Wherever the word "필요하다" appears in a line, extract that line.
── DATA FOR THIS EXERCISE
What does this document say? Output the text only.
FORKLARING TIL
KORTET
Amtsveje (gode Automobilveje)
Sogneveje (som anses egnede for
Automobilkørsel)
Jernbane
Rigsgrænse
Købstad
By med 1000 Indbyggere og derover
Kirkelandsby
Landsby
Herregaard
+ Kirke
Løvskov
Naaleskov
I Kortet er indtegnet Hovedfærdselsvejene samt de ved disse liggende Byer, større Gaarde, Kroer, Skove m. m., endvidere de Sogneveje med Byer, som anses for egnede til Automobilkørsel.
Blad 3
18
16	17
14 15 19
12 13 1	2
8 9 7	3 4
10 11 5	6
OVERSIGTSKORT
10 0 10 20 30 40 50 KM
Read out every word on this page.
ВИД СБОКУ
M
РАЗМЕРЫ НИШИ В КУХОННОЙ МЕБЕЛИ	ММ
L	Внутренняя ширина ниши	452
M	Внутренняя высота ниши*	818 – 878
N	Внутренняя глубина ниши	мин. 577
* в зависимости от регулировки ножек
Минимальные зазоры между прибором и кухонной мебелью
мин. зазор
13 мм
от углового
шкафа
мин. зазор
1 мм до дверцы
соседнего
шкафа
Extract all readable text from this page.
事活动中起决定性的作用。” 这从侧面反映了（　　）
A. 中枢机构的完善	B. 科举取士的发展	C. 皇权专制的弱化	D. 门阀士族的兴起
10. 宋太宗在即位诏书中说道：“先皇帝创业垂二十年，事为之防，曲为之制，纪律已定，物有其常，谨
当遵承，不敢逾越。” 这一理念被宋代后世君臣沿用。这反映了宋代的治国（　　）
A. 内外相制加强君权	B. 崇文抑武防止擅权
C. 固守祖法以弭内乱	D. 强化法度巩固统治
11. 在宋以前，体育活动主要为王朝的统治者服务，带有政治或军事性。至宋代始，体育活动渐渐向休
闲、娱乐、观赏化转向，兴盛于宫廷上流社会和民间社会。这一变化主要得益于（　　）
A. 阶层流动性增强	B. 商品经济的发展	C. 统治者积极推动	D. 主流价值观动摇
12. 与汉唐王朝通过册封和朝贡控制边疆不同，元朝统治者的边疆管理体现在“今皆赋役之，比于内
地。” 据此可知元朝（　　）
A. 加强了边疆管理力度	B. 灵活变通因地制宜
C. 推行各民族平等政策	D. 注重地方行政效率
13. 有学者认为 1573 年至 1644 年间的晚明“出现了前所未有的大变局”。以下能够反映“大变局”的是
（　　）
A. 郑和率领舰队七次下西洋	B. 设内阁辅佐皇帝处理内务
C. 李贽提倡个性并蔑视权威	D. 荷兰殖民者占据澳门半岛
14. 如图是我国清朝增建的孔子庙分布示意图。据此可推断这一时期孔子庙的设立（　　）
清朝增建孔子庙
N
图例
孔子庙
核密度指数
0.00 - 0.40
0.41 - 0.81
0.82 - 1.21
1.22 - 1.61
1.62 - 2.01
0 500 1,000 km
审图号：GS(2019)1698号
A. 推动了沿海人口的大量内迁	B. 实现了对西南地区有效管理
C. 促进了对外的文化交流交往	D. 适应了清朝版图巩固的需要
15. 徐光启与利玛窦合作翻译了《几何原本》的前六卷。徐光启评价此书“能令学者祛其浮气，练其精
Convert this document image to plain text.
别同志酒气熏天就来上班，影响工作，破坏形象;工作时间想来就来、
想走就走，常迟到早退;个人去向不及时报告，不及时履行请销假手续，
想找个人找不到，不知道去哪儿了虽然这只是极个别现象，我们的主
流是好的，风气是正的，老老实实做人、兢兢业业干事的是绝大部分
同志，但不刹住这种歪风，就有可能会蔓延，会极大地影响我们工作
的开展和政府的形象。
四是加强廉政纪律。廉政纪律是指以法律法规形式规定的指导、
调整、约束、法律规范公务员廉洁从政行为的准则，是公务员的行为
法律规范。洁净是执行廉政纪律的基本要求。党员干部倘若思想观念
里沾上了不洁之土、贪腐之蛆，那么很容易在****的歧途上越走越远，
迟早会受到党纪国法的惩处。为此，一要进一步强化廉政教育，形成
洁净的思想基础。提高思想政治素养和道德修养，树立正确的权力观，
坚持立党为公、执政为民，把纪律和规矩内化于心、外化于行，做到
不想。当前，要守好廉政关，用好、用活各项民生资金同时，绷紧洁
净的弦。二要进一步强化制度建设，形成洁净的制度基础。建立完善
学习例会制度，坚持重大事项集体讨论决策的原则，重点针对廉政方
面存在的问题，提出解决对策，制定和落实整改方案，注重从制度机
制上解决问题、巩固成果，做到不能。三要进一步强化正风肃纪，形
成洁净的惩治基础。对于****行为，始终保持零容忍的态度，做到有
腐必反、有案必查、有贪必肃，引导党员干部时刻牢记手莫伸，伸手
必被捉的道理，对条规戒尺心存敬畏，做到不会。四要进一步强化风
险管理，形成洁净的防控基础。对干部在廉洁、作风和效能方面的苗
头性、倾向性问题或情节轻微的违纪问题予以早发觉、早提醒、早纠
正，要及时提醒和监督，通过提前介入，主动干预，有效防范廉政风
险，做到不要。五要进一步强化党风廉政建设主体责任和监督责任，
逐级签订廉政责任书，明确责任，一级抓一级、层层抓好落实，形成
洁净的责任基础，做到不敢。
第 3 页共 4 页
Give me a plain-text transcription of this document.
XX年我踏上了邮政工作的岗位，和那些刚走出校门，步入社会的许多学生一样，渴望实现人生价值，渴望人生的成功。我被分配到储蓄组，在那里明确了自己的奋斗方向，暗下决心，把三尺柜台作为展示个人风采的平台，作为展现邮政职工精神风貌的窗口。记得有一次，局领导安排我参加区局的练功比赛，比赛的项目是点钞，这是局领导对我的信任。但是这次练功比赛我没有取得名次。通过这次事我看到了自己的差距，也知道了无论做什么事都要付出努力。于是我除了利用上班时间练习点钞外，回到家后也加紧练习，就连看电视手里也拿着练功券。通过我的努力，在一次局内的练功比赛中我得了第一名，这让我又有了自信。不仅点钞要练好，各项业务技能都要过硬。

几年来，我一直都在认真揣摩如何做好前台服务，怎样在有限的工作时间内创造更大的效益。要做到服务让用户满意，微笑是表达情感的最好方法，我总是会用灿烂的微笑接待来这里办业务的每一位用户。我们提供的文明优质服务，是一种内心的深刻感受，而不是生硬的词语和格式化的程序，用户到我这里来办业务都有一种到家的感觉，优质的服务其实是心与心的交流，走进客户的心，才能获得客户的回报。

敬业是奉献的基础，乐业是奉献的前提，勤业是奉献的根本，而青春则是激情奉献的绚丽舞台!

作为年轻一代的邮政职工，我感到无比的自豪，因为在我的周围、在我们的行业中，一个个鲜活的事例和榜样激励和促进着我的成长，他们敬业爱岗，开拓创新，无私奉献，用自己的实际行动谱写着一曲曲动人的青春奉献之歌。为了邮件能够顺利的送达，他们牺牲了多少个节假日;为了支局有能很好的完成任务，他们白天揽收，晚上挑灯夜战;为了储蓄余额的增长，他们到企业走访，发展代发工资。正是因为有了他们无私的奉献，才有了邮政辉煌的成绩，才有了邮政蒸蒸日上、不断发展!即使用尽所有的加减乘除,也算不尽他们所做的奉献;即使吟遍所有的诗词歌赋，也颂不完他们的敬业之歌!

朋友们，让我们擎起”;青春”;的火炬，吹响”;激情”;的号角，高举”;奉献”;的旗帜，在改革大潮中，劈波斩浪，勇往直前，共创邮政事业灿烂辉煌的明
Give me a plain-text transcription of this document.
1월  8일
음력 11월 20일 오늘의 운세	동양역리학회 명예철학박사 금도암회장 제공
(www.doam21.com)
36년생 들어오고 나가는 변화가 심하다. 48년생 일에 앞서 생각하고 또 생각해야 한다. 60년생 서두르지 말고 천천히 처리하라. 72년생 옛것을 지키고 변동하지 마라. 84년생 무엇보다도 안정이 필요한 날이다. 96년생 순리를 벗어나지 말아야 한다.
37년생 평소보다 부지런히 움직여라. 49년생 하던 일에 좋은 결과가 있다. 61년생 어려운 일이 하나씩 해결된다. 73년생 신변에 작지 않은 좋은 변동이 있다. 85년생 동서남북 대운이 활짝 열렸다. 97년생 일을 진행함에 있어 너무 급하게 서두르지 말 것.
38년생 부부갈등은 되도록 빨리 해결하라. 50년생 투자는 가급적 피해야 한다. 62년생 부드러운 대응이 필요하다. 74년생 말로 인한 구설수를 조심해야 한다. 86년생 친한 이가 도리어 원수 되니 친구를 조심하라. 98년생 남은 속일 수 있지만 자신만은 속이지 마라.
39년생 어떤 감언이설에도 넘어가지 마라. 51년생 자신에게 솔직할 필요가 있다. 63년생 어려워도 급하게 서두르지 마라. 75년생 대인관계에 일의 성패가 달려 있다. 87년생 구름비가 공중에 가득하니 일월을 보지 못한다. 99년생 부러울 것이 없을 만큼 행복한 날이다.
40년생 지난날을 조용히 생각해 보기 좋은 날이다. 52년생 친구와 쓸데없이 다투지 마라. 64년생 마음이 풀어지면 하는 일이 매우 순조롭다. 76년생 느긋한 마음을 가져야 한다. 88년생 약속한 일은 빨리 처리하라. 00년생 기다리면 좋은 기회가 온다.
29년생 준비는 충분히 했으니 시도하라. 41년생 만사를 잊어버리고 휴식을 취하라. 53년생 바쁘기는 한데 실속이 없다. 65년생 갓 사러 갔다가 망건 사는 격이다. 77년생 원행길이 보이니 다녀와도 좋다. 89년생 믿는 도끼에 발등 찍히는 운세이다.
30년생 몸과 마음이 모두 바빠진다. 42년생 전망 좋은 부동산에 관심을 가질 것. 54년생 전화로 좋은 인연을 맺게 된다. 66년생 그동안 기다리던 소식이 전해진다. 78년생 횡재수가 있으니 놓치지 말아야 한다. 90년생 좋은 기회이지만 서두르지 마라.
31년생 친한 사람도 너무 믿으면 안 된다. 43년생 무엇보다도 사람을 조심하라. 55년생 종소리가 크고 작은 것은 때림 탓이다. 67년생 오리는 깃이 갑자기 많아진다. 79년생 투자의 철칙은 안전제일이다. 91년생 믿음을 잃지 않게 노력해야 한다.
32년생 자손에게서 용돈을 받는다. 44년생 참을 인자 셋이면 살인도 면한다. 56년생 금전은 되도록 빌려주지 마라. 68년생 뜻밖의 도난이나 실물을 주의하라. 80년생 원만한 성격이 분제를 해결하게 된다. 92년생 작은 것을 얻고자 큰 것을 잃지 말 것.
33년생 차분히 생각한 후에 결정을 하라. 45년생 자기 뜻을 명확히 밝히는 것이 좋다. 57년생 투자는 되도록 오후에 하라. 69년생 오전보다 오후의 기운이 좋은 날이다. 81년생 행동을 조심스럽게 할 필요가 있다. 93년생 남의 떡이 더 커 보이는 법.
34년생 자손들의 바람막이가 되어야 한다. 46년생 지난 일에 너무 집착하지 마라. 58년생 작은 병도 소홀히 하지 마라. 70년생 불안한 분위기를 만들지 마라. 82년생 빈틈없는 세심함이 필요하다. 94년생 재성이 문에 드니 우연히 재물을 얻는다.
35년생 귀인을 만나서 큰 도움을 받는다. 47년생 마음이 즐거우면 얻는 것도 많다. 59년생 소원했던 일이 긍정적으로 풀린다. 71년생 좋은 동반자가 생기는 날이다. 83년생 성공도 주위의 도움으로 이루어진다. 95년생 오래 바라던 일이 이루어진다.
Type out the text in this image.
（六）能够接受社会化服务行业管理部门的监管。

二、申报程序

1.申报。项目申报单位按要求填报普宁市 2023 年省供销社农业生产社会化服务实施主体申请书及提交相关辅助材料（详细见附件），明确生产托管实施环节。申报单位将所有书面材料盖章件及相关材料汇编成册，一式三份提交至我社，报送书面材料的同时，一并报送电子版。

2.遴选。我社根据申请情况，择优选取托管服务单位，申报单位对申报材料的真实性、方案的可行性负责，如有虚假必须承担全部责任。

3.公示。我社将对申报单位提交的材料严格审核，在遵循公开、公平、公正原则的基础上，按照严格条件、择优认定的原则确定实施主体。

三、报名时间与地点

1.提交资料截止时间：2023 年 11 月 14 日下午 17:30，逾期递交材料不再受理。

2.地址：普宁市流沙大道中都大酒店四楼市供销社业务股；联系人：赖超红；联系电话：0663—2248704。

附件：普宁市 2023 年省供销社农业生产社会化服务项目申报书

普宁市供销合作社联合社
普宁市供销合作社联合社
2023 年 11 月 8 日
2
────
RESULT BELOW –
38년생 부부갈등은 되도록 빨리 해결하라. 50년생 투자는 가급적 피해야 한다. 62년생 부드러운 대응이 필요하다. 74년생 말로 인한 구설수를 조심해야 한다. 86년생 친한 이가 도리어 원수 되니 친구를 조심하라. 98년생 남은 속일 수 있지만 자신만은 속이지 마라.
34년생 자손들의 바람막이가 되어야 한다. 46년생 지난 일에 너무 집착하지 마라. 58년생 작은 병도 소홀히 하지 마라. 70년생 불안한 분위기를 만들지 마라. 82년생 빈틈없는 세심함이 필요하다. 94년생 재성이 문에 드니 우연히 재물을 얻는다.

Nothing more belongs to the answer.